** begin Supplied data **

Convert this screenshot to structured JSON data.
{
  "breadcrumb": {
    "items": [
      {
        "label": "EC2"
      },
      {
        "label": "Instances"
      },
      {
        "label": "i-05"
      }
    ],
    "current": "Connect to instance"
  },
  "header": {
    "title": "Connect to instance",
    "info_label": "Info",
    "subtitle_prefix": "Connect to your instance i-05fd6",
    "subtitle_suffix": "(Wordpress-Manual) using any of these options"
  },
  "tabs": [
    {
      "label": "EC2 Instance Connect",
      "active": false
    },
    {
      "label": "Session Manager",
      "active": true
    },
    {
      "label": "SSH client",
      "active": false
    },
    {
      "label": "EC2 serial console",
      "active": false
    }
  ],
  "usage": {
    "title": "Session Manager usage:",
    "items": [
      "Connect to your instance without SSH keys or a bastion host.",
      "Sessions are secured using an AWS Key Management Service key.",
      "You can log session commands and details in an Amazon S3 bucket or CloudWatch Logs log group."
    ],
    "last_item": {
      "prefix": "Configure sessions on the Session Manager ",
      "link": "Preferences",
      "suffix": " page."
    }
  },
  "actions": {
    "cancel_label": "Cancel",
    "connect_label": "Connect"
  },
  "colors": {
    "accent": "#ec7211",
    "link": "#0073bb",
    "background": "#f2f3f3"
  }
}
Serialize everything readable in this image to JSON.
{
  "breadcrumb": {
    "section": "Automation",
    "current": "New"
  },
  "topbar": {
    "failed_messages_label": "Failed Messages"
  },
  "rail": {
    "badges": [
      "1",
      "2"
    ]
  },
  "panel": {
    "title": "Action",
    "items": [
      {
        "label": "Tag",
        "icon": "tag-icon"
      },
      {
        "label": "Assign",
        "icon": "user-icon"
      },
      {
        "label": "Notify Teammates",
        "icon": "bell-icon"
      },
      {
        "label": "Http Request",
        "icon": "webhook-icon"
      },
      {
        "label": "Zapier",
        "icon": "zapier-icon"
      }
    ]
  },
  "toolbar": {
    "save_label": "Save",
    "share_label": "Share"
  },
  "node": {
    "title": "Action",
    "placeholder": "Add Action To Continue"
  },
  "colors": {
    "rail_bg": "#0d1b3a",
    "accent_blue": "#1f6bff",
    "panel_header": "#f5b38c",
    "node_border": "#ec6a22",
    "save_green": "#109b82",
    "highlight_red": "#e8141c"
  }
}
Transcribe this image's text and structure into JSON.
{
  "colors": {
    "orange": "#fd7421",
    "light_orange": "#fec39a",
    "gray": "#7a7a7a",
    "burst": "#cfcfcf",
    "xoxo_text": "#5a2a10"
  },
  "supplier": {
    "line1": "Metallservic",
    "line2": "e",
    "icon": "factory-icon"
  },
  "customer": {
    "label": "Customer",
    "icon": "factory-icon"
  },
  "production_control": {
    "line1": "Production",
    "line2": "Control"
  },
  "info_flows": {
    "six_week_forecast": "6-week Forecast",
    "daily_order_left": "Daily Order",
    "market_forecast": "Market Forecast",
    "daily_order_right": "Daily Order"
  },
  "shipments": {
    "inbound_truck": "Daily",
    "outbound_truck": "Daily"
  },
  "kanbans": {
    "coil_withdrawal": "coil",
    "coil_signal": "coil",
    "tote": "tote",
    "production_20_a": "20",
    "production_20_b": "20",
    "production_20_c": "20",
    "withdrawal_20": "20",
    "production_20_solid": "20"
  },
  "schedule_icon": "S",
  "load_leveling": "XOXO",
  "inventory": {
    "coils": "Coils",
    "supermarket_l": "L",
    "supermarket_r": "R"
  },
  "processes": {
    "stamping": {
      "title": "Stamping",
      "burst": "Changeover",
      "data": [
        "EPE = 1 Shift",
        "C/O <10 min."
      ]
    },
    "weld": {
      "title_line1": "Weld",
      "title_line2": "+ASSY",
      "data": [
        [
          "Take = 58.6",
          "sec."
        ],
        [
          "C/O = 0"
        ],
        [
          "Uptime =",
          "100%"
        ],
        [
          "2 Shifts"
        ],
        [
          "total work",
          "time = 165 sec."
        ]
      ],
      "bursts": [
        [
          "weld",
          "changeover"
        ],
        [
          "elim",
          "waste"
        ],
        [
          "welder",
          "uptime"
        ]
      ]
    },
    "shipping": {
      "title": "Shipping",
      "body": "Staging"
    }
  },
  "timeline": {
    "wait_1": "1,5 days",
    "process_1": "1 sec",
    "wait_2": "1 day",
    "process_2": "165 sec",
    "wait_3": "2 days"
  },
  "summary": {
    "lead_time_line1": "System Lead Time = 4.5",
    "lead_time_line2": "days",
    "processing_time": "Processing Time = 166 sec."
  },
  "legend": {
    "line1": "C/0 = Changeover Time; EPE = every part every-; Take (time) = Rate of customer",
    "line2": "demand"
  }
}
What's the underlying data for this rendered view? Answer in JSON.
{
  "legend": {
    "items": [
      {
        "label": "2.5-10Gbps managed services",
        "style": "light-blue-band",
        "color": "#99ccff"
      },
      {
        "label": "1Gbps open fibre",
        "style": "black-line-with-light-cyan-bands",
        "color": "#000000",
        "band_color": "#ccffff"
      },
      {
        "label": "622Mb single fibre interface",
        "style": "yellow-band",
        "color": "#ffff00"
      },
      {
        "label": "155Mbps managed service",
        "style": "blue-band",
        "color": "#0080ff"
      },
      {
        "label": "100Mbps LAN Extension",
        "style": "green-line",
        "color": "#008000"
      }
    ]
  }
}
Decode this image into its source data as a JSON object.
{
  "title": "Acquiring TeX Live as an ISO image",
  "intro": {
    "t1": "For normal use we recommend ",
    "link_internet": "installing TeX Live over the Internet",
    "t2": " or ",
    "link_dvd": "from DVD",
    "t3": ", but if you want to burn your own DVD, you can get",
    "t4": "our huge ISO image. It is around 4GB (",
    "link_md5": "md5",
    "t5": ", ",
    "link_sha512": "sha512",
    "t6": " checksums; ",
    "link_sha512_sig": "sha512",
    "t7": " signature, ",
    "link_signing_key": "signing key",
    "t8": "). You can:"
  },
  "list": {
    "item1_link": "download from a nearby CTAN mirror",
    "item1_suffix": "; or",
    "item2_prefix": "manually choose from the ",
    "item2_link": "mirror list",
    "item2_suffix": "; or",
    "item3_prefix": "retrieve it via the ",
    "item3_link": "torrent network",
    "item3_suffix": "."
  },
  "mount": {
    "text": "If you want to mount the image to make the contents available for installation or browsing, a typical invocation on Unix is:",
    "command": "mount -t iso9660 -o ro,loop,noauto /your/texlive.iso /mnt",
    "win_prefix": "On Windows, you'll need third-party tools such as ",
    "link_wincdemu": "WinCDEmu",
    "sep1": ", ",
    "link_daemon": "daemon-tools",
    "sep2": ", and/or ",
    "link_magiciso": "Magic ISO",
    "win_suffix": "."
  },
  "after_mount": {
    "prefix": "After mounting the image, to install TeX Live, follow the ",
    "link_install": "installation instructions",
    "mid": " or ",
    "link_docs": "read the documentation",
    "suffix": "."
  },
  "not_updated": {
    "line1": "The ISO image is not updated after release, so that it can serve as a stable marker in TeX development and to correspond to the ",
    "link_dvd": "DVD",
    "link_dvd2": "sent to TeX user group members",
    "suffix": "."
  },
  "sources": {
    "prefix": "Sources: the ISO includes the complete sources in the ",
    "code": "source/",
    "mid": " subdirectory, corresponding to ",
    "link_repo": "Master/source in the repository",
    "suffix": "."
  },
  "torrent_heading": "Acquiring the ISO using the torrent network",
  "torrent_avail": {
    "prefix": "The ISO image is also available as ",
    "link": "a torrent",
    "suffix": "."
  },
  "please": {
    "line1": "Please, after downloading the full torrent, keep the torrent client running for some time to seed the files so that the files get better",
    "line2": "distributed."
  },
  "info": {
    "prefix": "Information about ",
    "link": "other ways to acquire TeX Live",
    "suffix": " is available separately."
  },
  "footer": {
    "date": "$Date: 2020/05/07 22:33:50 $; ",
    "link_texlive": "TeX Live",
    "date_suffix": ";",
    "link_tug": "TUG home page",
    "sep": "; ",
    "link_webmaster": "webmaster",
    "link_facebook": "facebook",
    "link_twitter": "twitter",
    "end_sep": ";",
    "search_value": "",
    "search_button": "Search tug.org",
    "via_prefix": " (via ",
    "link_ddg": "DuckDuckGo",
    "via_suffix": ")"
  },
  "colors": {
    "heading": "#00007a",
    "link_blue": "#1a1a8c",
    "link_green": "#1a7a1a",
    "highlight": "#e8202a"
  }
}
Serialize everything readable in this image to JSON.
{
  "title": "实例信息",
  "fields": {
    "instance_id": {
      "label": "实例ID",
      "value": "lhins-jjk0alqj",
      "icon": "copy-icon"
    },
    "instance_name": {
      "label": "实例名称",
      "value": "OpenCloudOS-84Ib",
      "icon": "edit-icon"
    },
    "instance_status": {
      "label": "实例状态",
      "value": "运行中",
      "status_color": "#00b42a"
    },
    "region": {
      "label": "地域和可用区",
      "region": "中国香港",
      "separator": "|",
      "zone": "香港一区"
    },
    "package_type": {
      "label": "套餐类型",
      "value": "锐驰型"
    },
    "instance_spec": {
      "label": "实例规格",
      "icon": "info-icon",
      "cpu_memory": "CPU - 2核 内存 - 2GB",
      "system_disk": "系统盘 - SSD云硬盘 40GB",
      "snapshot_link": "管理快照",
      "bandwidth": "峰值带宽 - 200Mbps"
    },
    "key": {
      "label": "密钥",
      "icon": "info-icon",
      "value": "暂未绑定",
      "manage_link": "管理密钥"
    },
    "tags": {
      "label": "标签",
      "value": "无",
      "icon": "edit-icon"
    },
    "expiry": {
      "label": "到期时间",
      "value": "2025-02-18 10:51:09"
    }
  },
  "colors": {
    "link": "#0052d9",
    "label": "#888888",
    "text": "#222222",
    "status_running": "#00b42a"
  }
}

** end Supplied data **

> _What you are asked to do_: State how many lines include the string "Connect". Give no other information.

> _Exercise output_: 6